--- Given data ---
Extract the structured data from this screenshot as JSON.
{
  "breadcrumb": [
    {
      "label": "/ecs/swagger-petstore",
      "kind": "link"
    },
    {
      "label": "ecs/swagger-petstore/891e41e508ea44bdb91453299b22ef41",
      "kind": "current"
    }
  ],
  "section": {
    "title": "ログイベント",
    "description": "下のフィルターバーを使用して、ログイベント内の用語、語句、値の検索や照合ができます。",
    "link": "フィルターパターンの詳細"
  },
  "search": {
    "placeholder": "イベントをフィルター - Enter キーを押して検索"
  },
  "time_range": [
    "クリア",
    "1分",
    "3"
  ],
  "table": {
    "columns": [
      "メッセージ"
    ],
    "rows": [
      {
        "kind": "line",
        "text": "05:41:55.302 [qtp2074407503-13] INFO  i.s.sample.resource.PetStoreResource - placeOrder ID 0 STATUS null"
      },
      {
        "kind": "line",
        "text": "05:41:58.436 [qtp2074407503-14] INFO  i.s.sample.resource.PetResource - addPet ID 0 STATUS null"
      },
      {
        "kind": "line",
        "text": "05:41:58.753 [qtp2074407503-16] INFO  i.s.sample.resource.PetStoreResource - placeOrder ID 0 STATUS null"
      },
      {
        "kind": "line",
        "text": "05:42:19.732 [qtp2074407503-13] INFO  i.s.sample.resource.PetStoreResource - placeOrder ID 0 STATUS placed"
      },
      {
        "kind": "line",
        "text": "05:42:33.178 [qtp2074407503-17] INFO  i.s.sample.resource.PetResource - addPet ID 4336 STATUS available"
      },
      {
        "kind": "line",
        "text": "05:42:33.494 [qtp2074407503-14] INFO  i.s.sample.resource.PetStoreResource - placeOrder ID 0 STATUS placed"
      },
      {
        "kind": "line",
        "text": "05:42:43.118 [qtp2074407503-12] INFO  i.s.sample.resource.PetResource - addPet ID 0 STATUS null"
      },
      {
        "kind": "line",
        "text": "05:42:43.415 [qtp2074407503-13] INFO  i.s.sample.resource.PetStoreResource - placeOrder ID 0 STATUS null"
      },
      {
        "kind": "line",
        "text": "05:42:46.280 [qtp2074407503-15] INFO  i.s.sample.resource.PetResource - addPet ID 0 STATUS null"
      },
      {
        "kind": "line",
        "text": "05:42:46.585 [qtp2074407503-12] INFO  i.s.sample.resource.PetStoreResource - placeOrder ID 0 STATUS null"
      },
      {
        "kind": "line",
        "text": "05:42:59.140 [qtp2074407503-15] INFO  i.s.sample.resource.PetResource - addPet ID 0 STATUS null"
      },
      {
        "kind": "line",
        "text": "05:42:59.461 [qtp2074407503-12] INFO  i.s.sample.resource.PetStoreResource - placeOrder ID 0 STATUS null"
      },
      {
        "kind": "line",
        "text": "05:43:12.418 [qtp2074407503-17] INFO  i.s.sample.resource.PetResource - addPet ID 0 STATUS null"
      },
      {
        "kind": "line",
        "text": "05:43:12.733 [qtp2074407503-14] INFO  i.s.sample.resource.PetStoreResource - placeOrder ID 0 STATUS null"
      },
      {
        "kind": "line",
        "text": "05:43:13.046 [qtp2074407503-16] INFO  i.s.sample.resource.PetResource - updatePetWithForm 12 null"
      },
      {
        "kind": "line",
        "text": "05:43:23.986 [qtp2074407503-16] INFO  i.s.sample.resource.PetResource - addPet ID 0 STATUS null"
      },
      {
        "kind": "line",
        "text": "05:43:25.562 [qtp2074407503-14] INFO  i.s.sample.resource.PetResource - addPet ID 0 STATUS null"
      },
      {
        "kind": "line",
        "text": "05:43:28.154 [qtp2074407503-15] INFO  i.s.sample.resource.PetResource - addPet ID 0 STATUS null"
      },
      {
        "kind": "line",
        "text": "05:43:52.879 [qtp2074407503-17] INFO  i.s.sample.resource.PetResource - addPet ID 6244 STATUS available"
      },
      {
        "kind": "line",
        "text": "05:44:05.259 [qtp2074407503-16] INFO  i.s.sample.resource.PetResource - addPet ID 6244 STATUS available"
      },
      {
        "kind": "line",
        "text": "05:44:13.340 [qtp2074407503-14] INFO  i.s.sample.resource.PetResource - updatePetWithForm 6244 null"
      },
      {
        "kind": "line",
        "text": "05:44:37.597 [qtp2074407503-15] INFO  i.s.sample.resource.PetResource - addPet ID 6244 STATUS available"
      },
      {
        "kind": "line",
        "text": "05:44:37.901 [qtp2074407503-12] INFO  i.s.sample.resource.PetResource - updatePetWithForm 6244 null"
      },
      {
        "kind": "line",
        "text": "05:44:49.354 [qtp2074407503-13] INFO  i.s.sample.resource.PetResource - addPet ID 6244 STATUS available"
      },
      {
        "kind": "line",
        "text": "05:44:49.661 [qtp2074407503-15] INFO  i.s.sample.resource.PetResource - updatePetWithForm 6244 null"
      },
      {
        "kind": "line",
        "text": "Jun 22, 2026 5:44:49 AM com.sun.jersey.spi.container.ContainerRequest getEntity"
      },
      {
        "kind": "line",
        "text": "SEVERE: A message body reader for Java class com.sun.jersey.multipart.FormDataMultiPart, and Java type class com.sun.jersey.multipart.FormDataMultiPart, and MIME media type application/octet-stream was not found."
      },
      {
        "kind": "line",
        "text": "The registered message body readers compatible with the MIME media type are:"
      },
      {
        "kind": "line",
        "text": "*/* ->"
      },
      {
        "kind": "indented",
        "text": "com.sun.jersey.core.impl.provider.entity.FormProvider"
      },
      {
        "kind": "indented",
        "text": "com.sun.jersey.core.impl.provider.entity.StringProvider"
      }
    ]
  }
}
---
• Job: Which lines above contain "provider"? Show each of them.

• Task output:
        "text": "com.sun.jersey.core.impl.provider.entity.FormProvider"
        "text": "com.sun.jersey.core.impl.provider.entity.StringProvider"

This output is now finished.